Data section:
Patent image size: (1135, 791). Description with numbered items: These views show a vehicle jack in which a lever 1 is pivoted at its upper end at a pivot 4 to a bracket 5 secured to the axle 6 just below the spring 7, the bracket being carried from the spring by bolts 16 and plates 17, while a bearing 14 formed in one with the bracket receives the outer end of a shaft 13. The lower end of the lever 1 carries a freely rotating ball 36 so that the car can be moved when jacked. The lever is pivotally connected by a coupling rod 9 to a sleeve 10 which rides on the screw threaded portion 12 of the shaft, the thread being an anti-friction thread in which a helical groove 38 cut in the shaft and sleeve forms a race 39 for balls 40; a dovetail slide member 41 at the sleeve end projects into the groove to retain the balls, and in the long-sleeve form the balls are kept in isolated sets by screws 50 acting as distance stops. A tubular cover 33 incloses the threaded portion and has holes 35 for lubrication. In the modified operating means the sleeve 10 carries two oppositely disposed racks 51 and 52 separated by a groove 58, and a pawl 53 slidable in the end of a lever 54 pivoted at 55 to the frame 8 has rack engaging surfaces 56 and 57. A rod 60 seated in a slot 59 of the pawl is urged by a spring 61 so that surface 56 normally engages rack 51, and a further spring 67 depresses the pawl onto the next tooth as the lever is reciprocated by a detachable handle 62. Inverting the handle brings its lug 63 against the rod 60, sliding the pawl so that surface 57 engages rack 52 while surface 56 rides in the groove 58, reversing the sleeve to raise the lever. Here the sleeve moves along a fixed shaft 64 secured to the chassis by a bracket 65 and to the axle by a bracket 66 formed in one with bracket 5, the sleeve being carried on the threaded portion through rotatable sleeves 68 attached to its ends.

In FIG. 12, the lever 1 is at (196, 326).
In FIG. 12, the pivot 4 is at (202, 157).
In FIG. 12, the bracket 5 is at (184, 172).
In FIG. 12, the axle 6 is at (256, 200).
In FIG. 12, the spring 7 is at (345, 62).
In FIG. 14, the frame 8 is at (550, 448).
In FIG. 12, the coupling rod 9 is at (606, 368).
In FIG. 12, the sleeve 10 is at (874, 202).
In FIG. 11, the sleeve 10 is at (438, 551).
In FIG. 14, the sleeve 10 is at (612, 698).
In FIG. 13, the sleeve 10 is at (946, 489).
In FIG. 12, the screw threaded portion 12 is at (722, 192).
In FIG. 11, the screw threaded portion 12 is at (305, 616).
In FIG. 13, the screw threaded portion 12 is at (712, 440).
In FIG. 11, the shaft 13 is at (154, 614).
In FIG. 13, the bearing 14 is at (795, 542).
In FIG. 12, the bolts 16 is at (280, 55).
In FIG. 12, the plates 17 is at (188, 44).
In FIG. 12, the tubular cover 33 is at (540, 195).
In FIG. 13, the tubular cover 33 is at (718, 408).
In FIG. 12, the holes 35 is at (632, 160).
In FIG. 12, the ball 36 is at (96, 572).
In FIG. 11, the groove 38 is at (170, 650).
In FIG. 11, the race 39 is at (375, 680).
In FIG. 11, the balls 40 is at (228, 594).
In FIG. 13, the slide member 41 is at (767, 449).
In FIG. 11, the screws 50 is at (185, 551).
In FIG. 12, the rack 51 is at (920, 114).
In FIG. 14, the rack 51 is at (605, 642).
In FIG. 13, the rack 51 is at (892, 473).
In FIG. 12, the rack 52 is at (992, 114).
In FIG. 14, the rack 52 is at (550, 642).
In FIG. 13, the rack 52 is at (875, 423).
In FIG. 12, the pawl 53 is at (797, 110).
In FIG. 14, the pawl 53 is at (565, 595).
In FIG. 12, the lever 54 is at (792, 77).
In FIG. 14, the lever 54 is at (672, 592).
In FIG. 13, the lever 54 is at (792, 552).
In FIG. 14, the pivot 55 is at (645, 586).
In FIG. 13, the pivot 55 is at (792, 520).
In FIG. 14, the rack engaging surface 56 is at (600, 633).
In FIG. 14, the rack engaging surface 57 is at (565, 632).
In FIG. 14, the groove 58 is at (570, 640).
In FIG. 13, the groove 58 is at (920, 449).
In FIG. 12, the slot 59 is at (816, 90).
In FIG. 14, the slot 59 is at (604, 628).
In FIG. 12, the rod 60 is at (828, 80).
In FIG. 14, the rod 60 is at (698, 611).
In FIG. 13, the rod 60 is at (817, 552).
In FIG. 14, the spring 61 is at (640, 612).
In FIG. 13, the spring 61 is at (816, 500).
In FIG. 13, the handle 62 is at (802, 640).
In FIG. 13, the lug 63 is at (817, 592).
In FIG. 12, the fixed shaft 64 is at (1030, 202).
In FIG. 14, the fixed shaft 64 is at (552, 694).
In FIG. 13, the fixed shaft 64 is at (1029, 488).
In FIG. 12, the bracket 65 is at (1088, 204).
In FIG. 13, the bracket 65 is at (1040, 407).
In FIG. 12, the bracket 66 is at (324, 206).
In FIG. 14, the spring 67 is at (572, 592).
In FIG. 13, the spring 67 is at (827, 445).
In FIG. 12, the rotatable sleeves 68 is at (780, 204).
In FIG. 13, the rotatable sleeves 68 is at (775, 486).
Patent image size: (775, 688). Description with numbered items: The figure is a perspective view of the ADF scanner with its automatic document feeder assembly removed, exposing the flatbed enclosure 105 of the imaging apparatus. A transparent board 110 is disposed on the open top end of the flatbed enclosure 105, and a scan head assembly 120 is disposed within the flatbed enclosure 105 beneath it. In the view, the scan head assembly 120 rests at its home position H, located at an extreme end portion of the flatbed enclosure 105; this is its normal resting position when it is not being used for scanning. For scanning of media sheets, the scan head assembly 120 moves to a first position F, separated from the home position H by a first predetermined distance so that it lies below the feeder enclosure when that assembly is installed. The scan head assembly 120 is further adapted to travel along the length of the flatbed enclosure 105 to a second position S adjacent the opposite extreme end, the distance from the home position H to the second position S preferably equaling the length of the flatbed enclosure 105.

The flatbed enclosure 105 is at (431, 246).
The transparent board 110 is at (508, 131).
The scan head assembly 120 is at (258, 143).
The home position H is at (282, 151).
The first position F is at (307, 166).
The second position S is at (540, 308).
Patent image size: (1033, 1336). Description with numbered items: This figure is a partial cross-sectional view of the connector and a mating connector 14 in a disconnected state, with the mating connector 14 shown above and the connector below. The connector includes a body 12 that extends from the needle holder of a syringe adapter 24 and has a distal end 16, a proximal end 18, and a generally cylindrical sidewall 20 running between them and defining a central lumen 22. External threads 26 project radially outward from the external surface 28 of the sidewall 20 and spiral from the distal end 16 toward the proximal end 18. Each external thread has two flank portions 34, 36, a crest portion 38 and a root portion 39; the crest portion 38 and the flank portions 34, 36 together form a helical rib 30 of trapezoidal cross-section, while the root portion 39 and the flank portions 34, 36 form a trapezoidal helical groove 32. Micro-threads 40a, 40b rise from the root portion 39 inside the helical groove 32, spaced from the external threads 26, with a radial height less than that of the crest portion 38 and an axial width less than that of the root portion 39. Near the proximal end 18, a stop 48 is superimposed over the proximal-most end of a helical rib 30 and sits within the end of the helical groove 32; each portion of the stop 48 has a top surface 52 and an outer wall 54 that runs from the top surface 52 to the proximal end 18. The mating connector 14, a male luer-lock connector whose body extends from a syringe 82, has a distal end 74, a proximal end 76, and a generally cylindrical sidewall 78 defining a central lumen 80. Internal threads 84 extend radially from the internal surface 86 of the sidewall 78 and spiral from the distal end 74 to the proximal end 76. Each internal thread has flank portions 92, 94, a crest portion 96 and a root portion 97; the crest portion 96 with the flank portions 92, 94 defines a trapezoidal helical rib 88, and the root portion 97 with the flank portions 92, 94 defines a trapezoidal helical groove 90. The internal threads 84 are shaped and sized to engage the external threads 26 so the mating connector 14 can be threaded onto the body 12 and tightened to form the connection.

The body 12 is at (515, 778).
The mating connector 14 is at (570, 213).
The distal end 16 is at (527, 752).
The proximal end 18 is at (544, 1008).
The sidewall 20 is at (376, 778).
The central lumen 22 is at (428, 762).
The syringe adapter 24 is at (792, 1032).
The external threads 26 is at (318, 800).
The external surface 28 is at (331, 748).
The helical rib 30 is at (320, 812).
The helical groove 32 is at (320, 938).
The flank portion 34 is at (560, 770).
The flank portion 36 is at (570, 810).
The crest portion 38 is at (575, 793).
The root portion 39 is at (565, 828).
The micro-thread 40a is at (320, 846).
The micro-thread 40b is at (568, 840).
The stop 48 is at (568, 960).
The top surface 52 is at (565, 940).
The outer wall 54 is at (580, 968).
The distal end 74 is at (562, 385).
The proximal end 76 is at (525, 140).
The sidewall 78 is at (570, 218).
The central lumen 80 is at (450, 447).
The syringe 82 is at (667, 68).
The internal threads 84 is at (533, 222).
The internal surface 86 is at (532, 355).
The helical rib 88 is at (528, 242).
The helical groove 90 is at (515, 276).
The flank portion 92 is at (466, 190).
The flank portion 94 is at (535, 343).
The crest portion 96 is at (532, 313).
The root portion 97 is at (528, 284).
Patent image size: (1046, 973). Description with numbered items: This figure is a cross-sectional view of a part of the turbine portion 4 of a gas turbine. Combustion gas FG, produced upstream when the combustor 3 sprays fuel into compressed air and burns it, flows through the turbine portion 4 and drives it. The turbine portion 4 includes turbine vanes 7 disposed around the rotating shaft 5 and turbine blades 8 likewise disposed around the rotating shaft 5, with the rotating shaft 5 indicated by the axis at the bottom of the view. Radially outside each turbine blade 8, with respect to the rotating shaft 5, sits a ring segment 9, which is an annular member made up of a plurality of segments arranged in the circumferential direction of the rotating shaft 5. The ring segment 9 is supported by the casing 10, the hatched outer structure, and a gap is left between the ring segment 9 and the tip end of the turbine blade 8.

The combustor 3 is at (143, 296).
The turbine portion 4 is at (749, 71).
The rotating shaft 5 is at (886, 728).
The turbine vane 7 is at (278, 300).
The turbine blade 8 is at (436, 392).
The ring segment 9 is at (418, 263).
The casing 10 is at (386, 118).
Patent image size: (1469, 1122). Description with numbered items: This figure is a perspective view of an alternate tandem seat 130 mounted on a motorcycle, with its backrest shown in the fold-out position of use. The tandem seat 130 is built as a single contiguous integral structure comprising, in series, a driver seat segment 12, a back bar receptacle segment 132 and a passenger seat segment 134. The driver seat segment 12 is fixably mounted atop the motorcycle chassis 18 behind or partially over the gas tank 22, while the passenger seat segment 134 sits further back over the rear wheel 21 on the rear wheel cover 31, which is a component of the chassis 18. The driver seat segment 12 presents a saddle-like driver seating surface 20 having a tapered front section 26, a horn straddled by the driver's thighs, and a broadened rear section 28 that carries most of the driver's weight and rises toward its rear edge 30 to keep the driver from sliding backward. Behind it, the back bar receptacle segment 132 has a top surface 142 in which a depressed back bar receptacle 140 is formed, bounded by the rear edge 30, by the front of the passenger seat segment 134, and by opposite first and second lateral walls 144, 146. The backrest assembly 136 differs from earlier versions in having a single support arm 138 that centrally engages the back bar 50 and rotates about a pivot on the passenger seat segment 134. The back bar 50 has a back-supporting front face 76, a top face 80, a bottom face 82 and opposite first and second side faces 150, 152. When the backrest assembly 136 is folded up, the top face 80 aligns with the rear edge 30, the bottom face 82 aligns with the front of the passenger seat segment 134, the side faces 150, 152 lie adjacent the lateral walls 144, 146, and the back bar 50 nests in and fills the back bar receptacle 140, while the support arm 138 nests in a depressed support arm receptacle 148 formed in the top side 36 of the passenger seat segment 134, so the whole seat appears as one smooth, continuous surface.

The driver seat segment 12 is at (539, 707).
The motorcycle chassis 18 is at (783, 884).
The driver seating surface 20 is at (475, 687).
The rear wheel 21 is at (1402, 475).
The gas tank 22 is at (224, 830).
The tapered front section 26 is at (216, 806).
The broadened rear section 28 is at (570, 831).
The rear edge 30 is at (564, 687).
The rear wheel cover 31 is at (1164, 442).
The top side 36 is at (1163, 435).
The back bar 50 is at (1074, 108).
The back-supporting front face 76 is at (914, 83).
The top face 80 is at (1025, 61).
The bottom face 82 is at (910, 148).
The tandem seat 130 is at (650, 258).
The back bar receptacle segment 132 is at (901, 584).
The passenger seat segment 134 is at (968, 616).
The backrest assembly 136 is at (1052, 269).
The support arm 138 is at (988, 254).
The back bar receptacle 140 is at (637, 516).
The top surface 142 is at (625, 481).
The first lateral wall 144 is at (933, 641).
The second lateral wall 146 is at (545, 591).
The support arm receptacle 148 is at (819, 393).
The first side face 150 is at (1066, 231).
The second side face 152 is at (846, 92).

Given exercise:
Reproduce verbatim the entries starting at the line containing "Patent image size: (1046, 973)." and ending at the line containing "The casing 10 is at (386, 118).", both included.

Correct response:
Patent image size: (1046, 973). Description with numbered items: This figure is a cross-sectional view of a part of the turbine portion 4 of a gas turbine. Combustion gas FG, produced upstream when the combustor 3 sprays fuel into compressed air and burns it, flows through the turbine portion 4 and drives it. The turbine portion 4 includes turbine vanes 7 disposed around the rotating shaft 5 and turbine blades 8 likewise disposed around the rotating shaft 5, with the rotating shaft 5 indicated by the axis at the bottom of the view. Radially outside each turbine blade 8, with respect to the rotating shaft 5, sits a ring segment 9, which is an annular member made up of a plurality of segments arranged in the circumferential direction of the rotating shaft 5. The ring segment 9 is supported by the casing 10, the hatched outer structure, and a gap is left between the ring segment 9 and the tip end of the turbine blade 8.

The combustor 3 is at (143, 296).
The turbine portion 4 is at (749, 71).
The rotating shaft 5 is at (886, 728).
The turbine vane 7 is at (278, 300).
The turbine blade 8 is at (436, 392).
The ring segment 9 is at (418, 263).
The casing 10 is at (386, 118).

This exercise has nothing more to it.